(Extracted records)
====================
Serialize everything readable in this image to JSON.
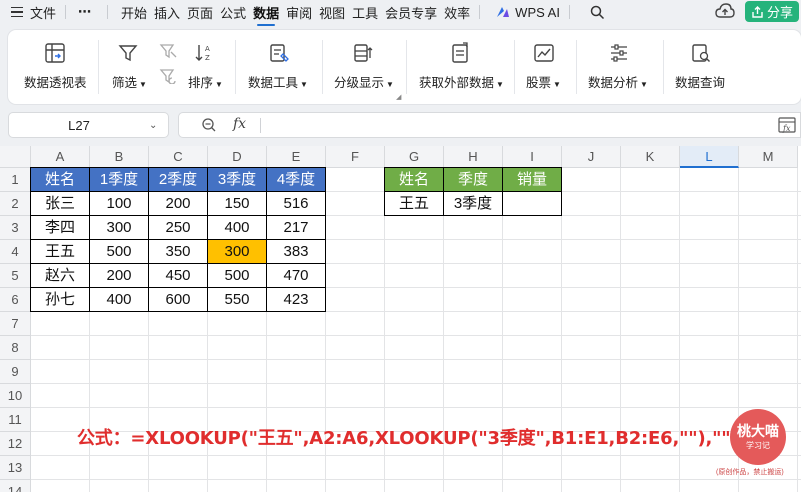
{
  "menu": {
    "file": "文件",
    "more": "⋯",
    "tabs": [
      "开始",
      "插入",
      "页面",
      "公式",
      "数据",
      "审阅",
      "视图",
      "工具",
      "会员专享",
      "效率"
    ],
    "active_tab": "数据",
    "wps_ai": "WPS AI",
    "share": "分享"
  },
  "ribbon": {
    "pivot": "数据透视表",
    "filter": "筛选",
    "sort": "排序",
    "data_tools": "数据工具",
    "outline": "分级显示",
    "external": "获取外部数据",
    "stocks": "股票",
    "analysis": "数据分析",
    "query": "数据查询"
  },
  "formula_bar": {
    "cell_ref": "L27",
    "fx": "fx",
    "content": ""
  },
  "sheet": {
    "columns": [
      "A",
      "B",
      "C",
      "D",
      "E",
      "F",
      "G",
      "H",
      "I",
      "J",
      "K",
      "L",
      "M"
    ],
    "selected_column": "L",
    "rows": [
      "1",
      "2",
      "3",
      "4",
      "5",
      "6",
      "7",
      "8",
      "9",
      "10",
      "11",
      "12",
      "13",
      "14"
    ],
    "table1": {
      "headers": [
        "姓名",
        "1季度",
        "2季度",
        "3季度",
        "4季度"
      ],
      "rows": [
        [
          "张三",
          "100",
          "200",
          "150",
          "516"
        ],
        [
          "李四",
          "300",
          "250",
          "400",
          "217"
        ],
        [
          "王五",
          "500",
          "350",
          "300",
          "383"
        ],
        [
          "赵六",
          "200",
          "450",
          "500",
          "470"
        ],
        [
          "孙七",
          "400",
          "600",
          "550",
          "423"
        ]
      ],
      "highlight_cell": "D4"
    },
    "table2": {
      "headers": [
        "姓名",
        "季度",
        "销量"
      ],
      "row": [
        "王五",
        "3季度",
        ""
      ]
    }
  },
  "annotation": {
    "formula": "公式：=XLOOKUP(\"王五\",A2:A6,XLOOKUP(\"3季度\",B1:E1,B2:E6,\"\"),\"\")"
  },
  "watermark": {
    "name": "桃大喵",
    "sub": "学习记",
    "note": "(原创作品，禁止搬运)"
  },
  "colors": {
    "accent": "#1f6fd0",
    "header_blue": "#4472c4",
    "header_green": "#70ad47",
    "highlight": "#ffc000",
    "formula_red": "#e02d2d",
    "share_green": "#25b37b",
    "logo_red": "#e45a5a"
  }
}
====================
Instructions to follow:
From start to finish, output the listing exactly, but omit its pictures.

Output of the exercise:
Serialize everything readable in this image to JSON.
{
  "menu": {
    "file": "文件",
    "more": "⋯",
    "tabs": [
      "开始",
      "插入",
      "页面",
      "公式",
      "数据",
      "审阅",
      "视图",
      "工具",
      "会员专享",
      "效率"
    ],
    "active_tab": "数据",
    "wps_ai": "WPS AI",
    "share": "分享"
  },
  "ribbon": {
    "pivot": "数据透视表",
    "filter": "筛选",
    "sort": "排序",
    "data_tools": "数据工具",
    "outline": "分级显示",
    "external": "获取外部数据",
    "stocks": "股票",
    "analysis": "数据分析",
    "query": "数据查询"
  },
  "formula_bar": {
    "cell_ref": "L27",
    "fx": "fx",
    "content": ""
  },
  "sheet": {
    "columns": [
      "A",
      "B",
      "C",
      "D",
      "E",
      "F",
      "G",
      "H",
      "I",
      "J",
      "K",
      "L",
      "M"
    ],
    "selected_column": "L",
    "rows": [
      "1",
      "2",
      "3",
      "4",
      "5",
      "6",
      "7",
      "8",
      "9",
      "10",
      "11",
      "12",
      "13",
      "14"
    ],
    "table1": {
      "headers": [
        "姓名",
        "1季度",
        "2季度",
        "3季度",
        "4季度"
      ],
      "rows": [
        [
          "张三",
          "100",
          "200",
          "150",
          "516"
        ],
        [
          "李四",
          "300",
          "250",
          "400",
          "217"
        ],
        [
          "王五",
          "500",
          "350",
          "300",
          "383"
        ],
        [
          "赵六",
          "200",
          "450",
          "500",
          "470"
        ],
        [
          "孙七",
          "400",
          "600",
          "550",
          "423"
        ]
      ],
      "highlight_cell": "D4"
    },
    "table2": {
      "headers": [
        "姓名",
        "季度",
        "销量"
      ],
      "row": [
        "王五",
        "3季度",
        ""
      ]
    }
  },
  "annotation": {
    "formula": "公式：=XLOOKUP(\"王五\",A2:A6,XLOOKUP(\"3季度\",B1:E1,B2:E6,\"\"),\"\")"
  },
  "watermark": {
    "name": "桃大喵",
    "sub": "学习记",
    "note": "(原创作品，禁止搬运)"
  },
  "colors": {
    "accent": "#1f6fd0",
    "header_blue": "#4472c4",
    "header_green": "#70ad47",
    "highlight": "#ffc000",
    "formula_red": "#e02d2d",
    "share_green": "#25b37b",
    "logo_red": "#e45a5a"
  }
}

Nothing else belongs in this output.